### EXERCISE DETAILS
Every entry must be repeated exactly. Exclude all pictures.

[RECORDS SHOWN start]

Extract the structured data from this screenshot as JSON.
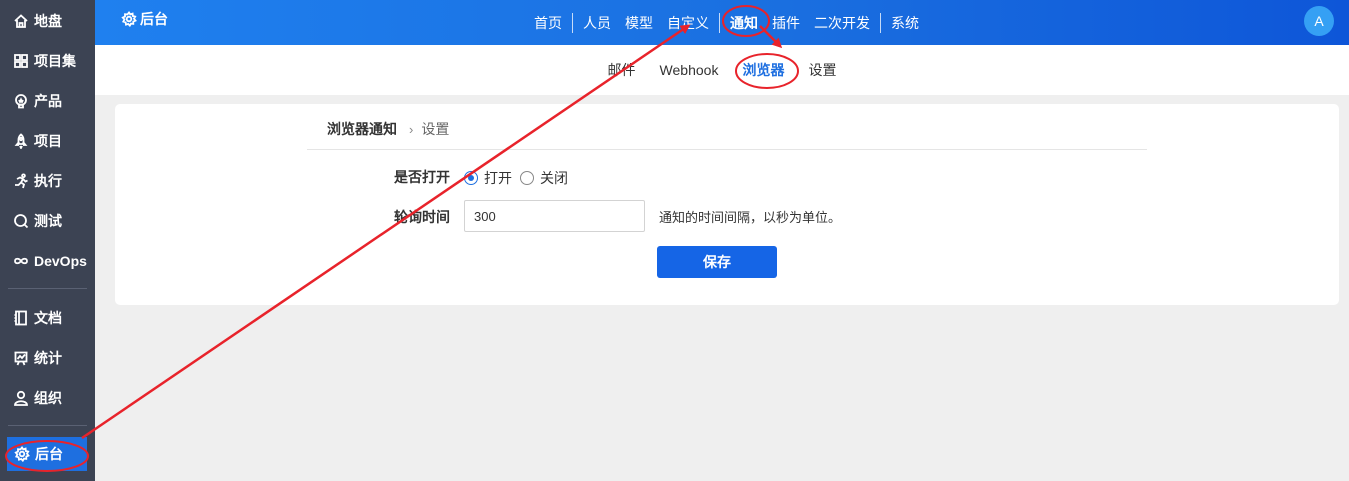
{
  "sidebar": {
    "items": [
      {
        "label": "地盘",
        "icon": "home-icon"
      },
      {
        "label": "项目集",
        "icon": "grid-icon"
      },
      {
        "label": "产品",
        "icon": "bulb-icon"
      },
      {
        "label": "项目",
        "icon": "rocket-icon"
      },
      {
        "label": "执行",
        "icon": "run-icon"
      },
      {
        "label": "测试",
        "icon": "search-icon"
      },
      {
        "label": "DevOps",
        "icon": "infinity-icon"
      },
      {
        "label": "文档",
        "icon": "book-icon"
      },
      {
        "label": "统计",
        "icon": "chart-icon"
      },
      {
        "label": "组织",
        "icon": "user-icon"
      }
    ],
    "active": {
      "label": "后台",
      "icon": "gear-icon"
    }
  },
  "header": {
    "title": "后台",
    "nav": [
      "首页",
      "人员",
      "模型",
      "自定义",
      "通知",
      "插件",
      "二次开发",
      "系统"
    ],
    "active_nav": "通知",
    "avatar": "A"
  },
  "subnav": {
    "items": [
      "邮件",
      "Webhook",
      "浏览器",
      "设置"
    ],
    "active": "浏览器"
  },
  "breadcrumb": {
    "parent": "浏览器通知",
    "separator": "›",
    "current": "设置"
  },
  "form": {
    "enable_label": "是否打开",
    "options": [
      {
        "label": "打开",
        "checked": true
      },
      {
        "label": "关闭",
        "checked": false
      }
    ],
    "interval_label": "轮询时间",
    "interval_value": "300",
    "interval_hint": "通知的时间间隔，以秒为单位。",
    "save_label": "保存"
  },
  "colors": {
    "sidebar_bg": "#3c4353",
    "accent": "#1e6fe0",
    "annotation": "#e8232b"
  }
}
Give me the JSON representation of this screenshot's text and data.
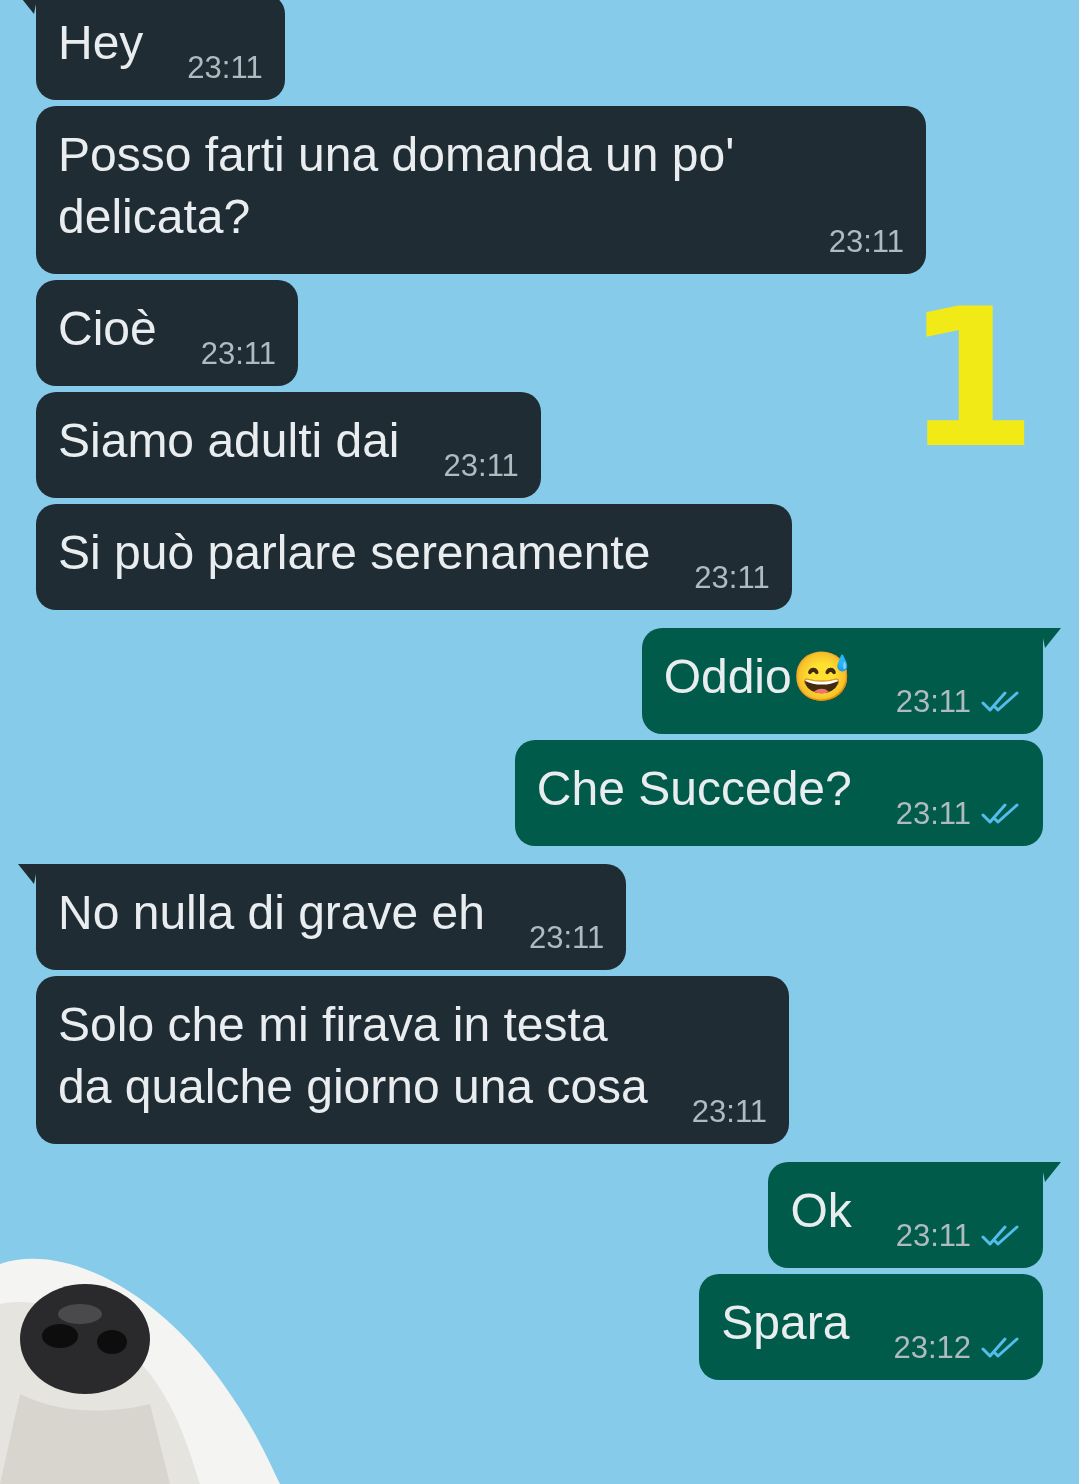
{
  "annotation": "1",
  "messages": [
    {
      "kind": "incoming",
      "tail": true,
      "text": "Hey",
      "time": "23:11"
    },
    {
      "kind": "incoming",
      "tail": false,
      "text": "Posso farti una domanda un po' delicata?",
      "time": "23:11"
    },
    {
      "kind": "incoming",
      "tail": false,
      "text": "Cioè",
      "time": "23:11"
    },
    {
      "kind": "incoming",
      "tail": false,
      "text": "Siamo adulti dai",
      "time": "23:11"
    },
    {
      "kind": "incoming",
      "tail": false,
      "text": "Si può parlare serenamente",
      "time": "23:11"
    },
    {
      "kind": "outgoing",
      "tail": true,
      "text": "Oddio😅",
      "time": "23:11",
      "read": true
    },
    {
      "kind": "outgoing",
      "tail": false,
      "text": "Che Succede?",
      "time": "23:11",
      "read": true
    },
    {
      "kind": "incoming",
      "tail": true,
      "text": "No nulla di grave eh",
      "time": "23:11"
    },
    {
      "kind": "incoming",
      "tail": false,
      "text": "Solo che mi firava in testa\nda qualche giorno una cosa",
      "time": "23:11"
    },
    {
      "kind": "outgoing",
      "tail": true,
      "text": "Ok",
      "time": "23:11",
      "read": true
    },
    {
      "kind": "outgoing",
      "tail": false,
      "text": "Spara",
      "time": "23:12",
      "read": true
    }
  ]
}
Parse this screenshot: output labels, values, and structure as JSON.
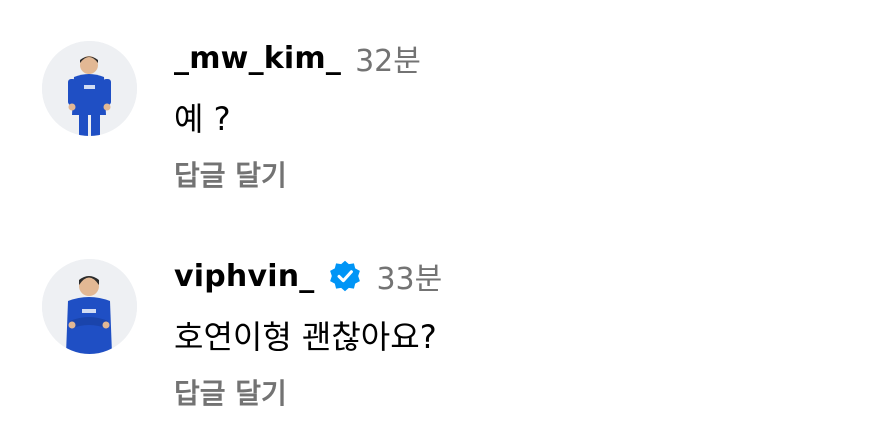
{
  "comments": [
    {
      "username": "_mw_kim_",
      "verified": false,
      "time": "32분",
      "text": "예 ?",
      "reply_label": "답글 달기",
      "avatar_icon": "player-photo-avatar"
    },
    {
      "username": "viphvin_",
      "verified": true,
      "time": "33분",
      "text": "호연이형 괜찮아요?",
      "reply_label": "답글 달기",
      "avatar_icon": "player-photo-avatar"
    }
  ],
  "colors": {
    "text_primary": "#000000",
    "text_secondary": "#737373",
    "verified_blue": "#0095F6",
    "jersey_blue": "#1f4fc4",
    "avatar_bg": "#eef0f3"
  }
}
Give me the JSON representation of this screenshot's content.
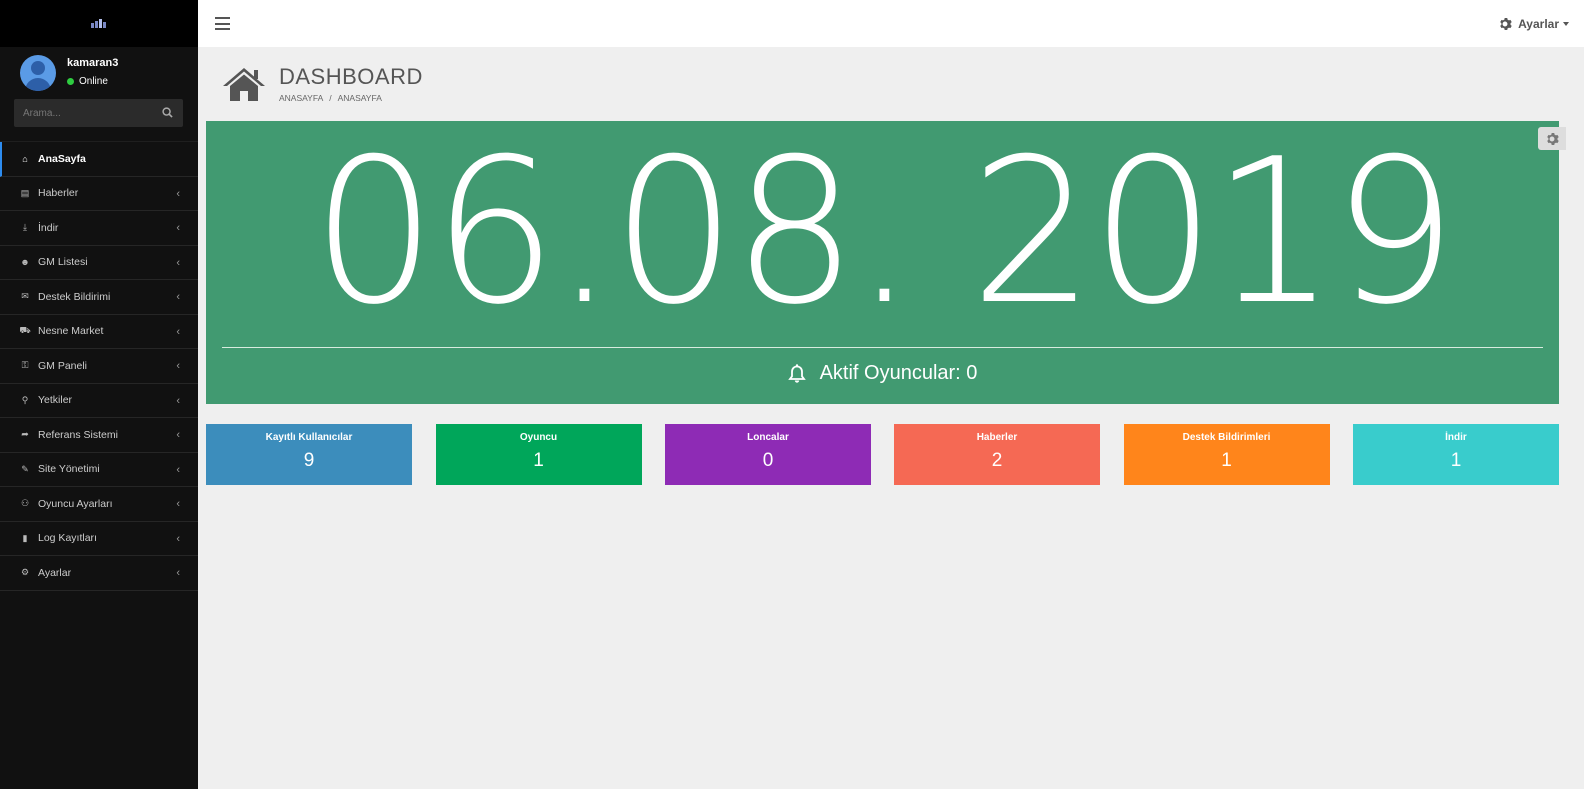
{
  "sidebar": {
    "user": {
      "name": "kamaran3",
      "status": "Online"
    },
    "search_placeholder": "Arama...",
    "items": [
      {
        "label": "AnaSayfa",
        "icon": "home-icon",
        "active": true
      },
      {
        "label": "Haberler",
        "icon": "newspaper-icon"
      },
      {
        "label": "İndir",
        "icon": "download-icon"
      },
      {
        "label": "GM Listesi",
        "icon": "users-icon"
      },
      {
        "label": "Destek Bildirimi",
        "icon": "envelope-icon"
      },
      {
        "label": "Nesne Market",
        "icon": "cart-icon"
      },
      {
        "label": "GM Paneli",
        "icon": "key-icon"
      },
      {
        "label": "Yetkiler",
        "icon": "pin-icon"
      },
      {
        "label": "Referans Sistemi",
        "icon": "share-icon"
      },
      {
        "label": "Site Yönetimi",
        "icon": "pencil-icon"
      },
      {
        "label": "Oyuncu Ayarları",
        "icon": "gamepad-icon"
      },
      {
        "label": "Log Kayıtları",
        "icon": "book-icon"
      },
      {
        "label": "Ayarlar",
        "icon": "gear-icon"
      }
    ]
  },
  "topbar": {
    "settings_label": "Ayarlar"
  },
  "page": {
    "title": "DASHBOARD",
    "breadcrumb": [
      "ANASAYFA",
      "ANASAYFA"
    ]
  },
  "hero": {
    "date": "06.08. 2019",
    "active_players": "Aktif Oyuncular: 0",
    "color": "#419a71"
  },
  "stats": [
    {
      "label": "Kayıtlı Kullanıcılar",
      "value": "9",
      "color": "#3c8dbc"
    },
    {
      "label": "Oyuncu",
      "value": "1",
      "color": "#00a65a"
    },
    {
      "label": "Loncalar",
      "value": "0",
      "color": "#8e2bb5"
    },
    {
      "label": "Haberler",
      "value": "2",
      "color": "#f56954"
    },
    {
      "label": "Destek Bildirimleri",
      "value": "1",
      "color": "#ff851b"
    },
    {
      "label": "İndir",
      "value": "1",
      "color": "#39cccc"
    }
  ]
}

[RECORDS SHOWN end]

### ANSWER TO THIS PROBLEM
Extract the structured data from this screenshot as JSON.
{
  "sidebar": {
    "items": [
      {
        "label": "地盘",
        "icon": "home-icon"
      },
      {
        "label": "项目集",
        "icon": "grid-icon"
      },
      {
        "label": "产品",
        "icon": "bulb-icon"
      },
      {
        "label": "项目",
        "icon": "rocket-icon"
      },
      {
        "label": "执行",
        "icon": "run-icon"
      },
      {
        "label": "测试",
        "icon": "search-icon"
      },
      {
        "label": "DevOps",
        "icon": "infinity-icon"
      },
      {
        "label": "文档",
        "icon": "book-icon"
      },
      {
        "label": "统计",
        "icon": "chart-icon"
      },
      {
        "label": "组织",
        "icon": "user-icon"
      }
    ],
    "active": {
      "label": "后台",
      "icon": "gear-icon"
    }
  },
  "header": {
    "title": "后台",
    "nav": [
      "首页",
      "人员",
      "模型",
      "自定义",
      "通知",
      "插件",
      "二次开发",
      "系统"
    ],
    "active_nav": "通知",
    "avatar": "A"
  },
  "subnav": {
    "items": [
      "邮件",
      "Webhook",
      "浏览器",
      "设置"
    ],
    "active": "浏览器"
  },
  "breadcrumb": {
    "parent": "浏览器通知",
    "separator": "›",
    "current": "设置"
  },
  "form": {
    "enable_label": "是否打开",
    "options": [
      {
        "label": "打开",
        "checked": true
      },
      {
        "label": "关闭",
        "checked": false
      }
    ],
    "interval_label": "轮询时间",
    "interval_value": "300",
    "interval_hint": "通知的时间间隔，以秒为单位。",
    "save_label": "保存"
  },
  "colors": {
    "sidebar_bg": "#3c4353",
    "accent": "#1e6fe0",
    "annotation": "#e8232b"
  }
}
Give me the JSON representation of this screenshot's text and data.
{
  "annotation": "1",
  "messages": [
    {
      "kind": "incoming",
      "tail": true,
      "text": "Hey",
      "time": "23:11"
    },
    {
      "kind": "incoming",
      "tail": false,
      "text": "Posso farti una domanda un po' delicata?",
      "time": "23:11"
    },
    {
      "kind": "incoming",
      "tail": false,
      "text": "Cioè",
      "time": "23:11"
    },
    {
      "kind": "incoming",
      "tail": false,
      "text": "Siamo adulti dai",
      "time": "23:11"
    },
    {
      "kind": "incoming",
      "tail": false,
      "text": "Si può parlare serenamente",
      "time": "23:11"
    },
    {
      "kind": "outgoing",
      "tail": true,
      "text": "Oddio😅",
      "time": "23:11",
      "read": true
    },
    {
      "kind": "outgoing",
      "tail": false,
      "text": "Che Succede?",
      "time": "23:11",
      "read": true
    },
    {
      "kind": "incoming",
      "tail": true,
      "text": "No nulla di grave eh",
      "time": "23:11"
    },
    {
      "kind": "incoming",
      "tail": false,
      "text": "Solo che mi firava in testa\nda qualche giorno una cosa",
      "time": "23:11"
    },
    {
      "kind": "outgoing",
      "tail": true,
      "text": "Ok",
      "time": "23:11",
      "read": true
    },
    {
      "kind": "outgoing",
      "tail": false,
      "text": "Spara",
      "time": "23:12",
      "read": true
    }
  ]
}
Parse this screenshot: output labels, values, and structure as JSON.
{
  "comments": [
    {
      "username": "_mw_kim_",
      "verified": false,
      "time": "32분",
      "text": "예 ?",
      "reply_label": "답글 달기",
      "avatar_icon": "player-photo-avatar"
    },
    {
      "username": "viphvin_",
      "verified": true,
      "time": "33분",
      "text": "호연이형 괜찮아요?",
      "reply_label": "답글 달기",
      "avatar_icon": "player-photo-avatar"
    }
  ],
  "colors": {
    "text_primary": "#000000",
    "text_secondary": "#737373",
    "verified_blue": "#0095F6",
    "jersey_blue": "#1f4fc4",
    "avatar_bg": "#eef0f3"
  }
}
Give me the JSON representation of this screenshot's content.
{
  "sidebar": {
    "user": {
      "name": "kamaran3",
      "status": "Online"
    },
    "search_placeholder": "Arama...",
    "items": [
      {
        "label": "AnaSayfa",
        "icon": "home-icon",
        "active": true
      },
      {
        "label": "Haberler",
        "icon": "newspaper-icon"
      },
      {
        "label": "İndir",
        "icon": "download-icon"
      },
      {
        "label": "GM Listesi",
        "icon": "users-icon"
      },
      {
        "label": "Destek Bildirimi",
        "icon": "envelope-icon"
      },
      {
        "label": "Nesne Market",
        "icon": "cart-icon"
      },
      {
        "label": "GM Paneli",
        "icon": "key-icon"
      },
      {
        "label": "Yetkiler",
        "icon": "pin-icon"
      },
      {
        "label": "Referans Sistemi",
        "icon": "share-icon"
      },
      {
        "label": "Site Yönetimi",
        "icon": "pencil-icon"
      },
      {
        "label": "Oyuncu Ayarları",
        "icon": "gamepad-icon"
      },
      {
        "label": "Log Kayıtları",
        "icon": "book-icon"
      },
      {
        "label": "Ayarlar",
        "icon": "gear-icon"
      }
    ]
  },
  "topbar": {
    "settings_label": "Ayarlar"
  },
  "page": {
    "title": "DASHBOARD",
    "breadcrumb": [
      "ANASAYFA",
      "ANASAYFA"
    ]
  },
  "hero": {
    "date": "06.08. 2019",
    "active_players": "Aktif Oyuncular: 0",
    "color": "#419a71"
  },
  "stats": [
    {
      "label": "Kayıtlı Kullanıcılar",
      "value": "9",
      "color": "#3c8dbc"
    },
    {
      "label": "Oyuncu",
      "value": "1",
      "color": "#00a65a"
    },
    {
      "label": "Loncalar",
      "value": "0",
      "color": "#8e2bb5"
    },
    {
      "label": "Haberler",
      "value": "2",
      "color": "#f56954"
    },
    {
      "label": "Destek Bildirimleri",
      "value": "1",
      "color": "#ff851b"
    },
    {
      "label": "İndir",
      "value": "1",
      "color": "#39cccc"
    }
  ]
}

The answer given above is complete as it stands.